**WHAT THE TASK ASKS:**
Rewrite the records below, changing every "ring bar" to "sleeve bar" and leaving everything else as it is. Omit the pictures from your answer.

**THE INPUT:**
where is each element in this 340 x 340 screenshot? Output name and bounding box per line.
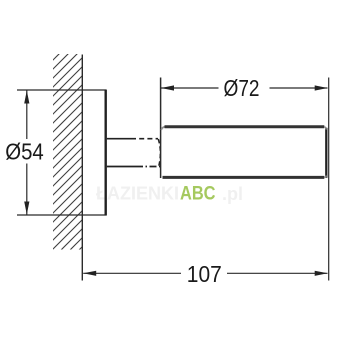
neck top line dashed part xyxy=(131,138,158,140)
right extension line (for Ø72 and 107) xyxy=(328,78,330,281)
Ø54 dimension line upper segment xyxy=(26,91,28,140)
svg-text:ABC: ABC xyxy=(180,184,216,205)
Ø54 dimension line lower segment xyxy=(26,164,28,215)
Ø72 left arrow xyxy=(161,85,174,90)
svg-text:Ø72: Ø72 xyxy=(224,75,260,101)
Ø72 dimension line left segment xyxy=(161,87,219,89)
ring bar top-left gray fillet xyxy=(161,127,166,130)
neck bottom line solid part xyxy=(107,166,136,168)
ring bar top-right gray corner xyxy=(324,127,326,130)
svg-text:Ø54: Ø54 xyxy=(5,139,44,165)
Ø72 right arrow xyxy=(315,85,328,90)
flange bottom edge and Ø54 bottom extension line xyxy=(17,214,106,216)
107 left arrow xyxy=(83,271,96,276)
neck hidden end arc xyxy=(158,139,160,166)
neck top line solid part xyxy=(107,138,131,140)
svg-text:.pl: .pl xyxy=(222,184,243,204)
svg-text:ŁAZIENKI: ŁAZIENKI xyxy=(96,184,179,204)
107 dimension line left segment xyxy=(83,272,181,274)
ring bar right edge xyxy=(325,128,327,178)
Ø54 down arrow xyxy=(24,202,29,215)
svg-text:107: 107 xyxy=(187,261,222,287)
ring bar bottom-right gray corner xyxy=(324,176,326,178)
107 right arrow xyxy=(315,271,328,276)
wall hatching xyxy=(28,0,120,310)
ring bar bottom thick line xyxy=(163,176,325,179)
ring bar left edge (also Ø72 left extension line above) xyxy=(160,78,162,179)
107 dimension line right segment xyxy=(227,272,328,274)
flange top edge and Ø54 top extension line xyxy=(17,89,106,91)
ring bar white fill xyxy=(161,126,326,178)
Ø72 dimension line right segment xyxy=(270,87,328,89)
flange right edge xyxy=(104,90,106,216)
ring bar top thick line xyxy=(165,125,325,128)
Ø54 up arrow xyxy=(24,91,29,104)
wall face line (also 107 left extension line) xyxy=(81,55,83,281)
neck bottom line dash-dot part xyxy=(136,166,160,168)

**EXERCISE OUTPUT:**
where is each element in this 340 x 340 screenshot? Output name and bounding box per line.
neck top line dashed part xyxy=(131,138,158,140)
right extension line (for Ø72 and 107) xyxy=(328,78,330,281)
Ø54 dimension line upper segment xyxy=(26,91,28,140)
svg-text:ABC: ABC xyxy=(180,184,216,205)
Ø54 dimension line lower segment xyxy=(26,164,28,215)
Ø72 left arrow xyxy=(161,85,174,90)
svg-text:Ø72: Ø72 xyxy=(224,75,260,101)
Ø72 dimension line left segment xyxy=(161,87,219,89)
sleeve bar top-left gray fillet xyxy=(161,127,166,130)
neck bottom line solid part xyxy=(107,166,136,168)
sleeve bar top-right gray corner xyxy=(324,127,326,130)
svg-text:Ø54: Ø54 xyxy=(5,139,44,165)
Ø72 right arrow xyxy=(315,85,328,90)
flange bottom edge and Ø54 bottom extension line xyxy=(17,214,106,216)
107 left arrow xyxy=(83,271,96,276)
neck hidden end arc xyxy=(158,139,160,166)
neck top line solid part xyxy=(107,138,131,140)
svg-text:.pl: .pl xyxy=(222,184,243,204)
svg-text:ŁAZIENKI: ŁAZIENKI xyxy=(96,184,179,204)
107 dimension line left segment xyxy=(83,272,181,274)
sleeve bar right edge xyxy=(325,128,327,178)
Ø54 down arrow xyxy=(24,202,29,215)
svg-text:107: 107 xyxy=(187,261,222,287)
sleeve bar bottom-right gray corner xyxy=(324,176,326,178)
107 right arrow xyxy=(315,271,328,276)
wall hatching xyxy=(28,0,120,310)
sleeve bar bottom thick line xyxy=(163,176,325,179)
sleeve bar left edge (also Ø72 left extension line above) xyxy=(160,78,162,179)
107 dimension line right segment xyxy=(227,272,328,274)
flange top edge and Ø54 top extension line xyxy=(17,89,106,91)
sleeve bar white fill xyxy=(161,126,326,178)
Ø72 dimension line right segment xyxy=(270,87,328,89)
flange right edge xyxy=(104,90,106,216)
sleeve bar top thick line xyxy=(165,125,325,128)
Ø54 up arrow xyxy=(24,91,29,104)
wall face line (also 107 left extension line) xyxy=(81,55,83,281)
neck bottom line dash-dot part xyxy=(136,166,160,168)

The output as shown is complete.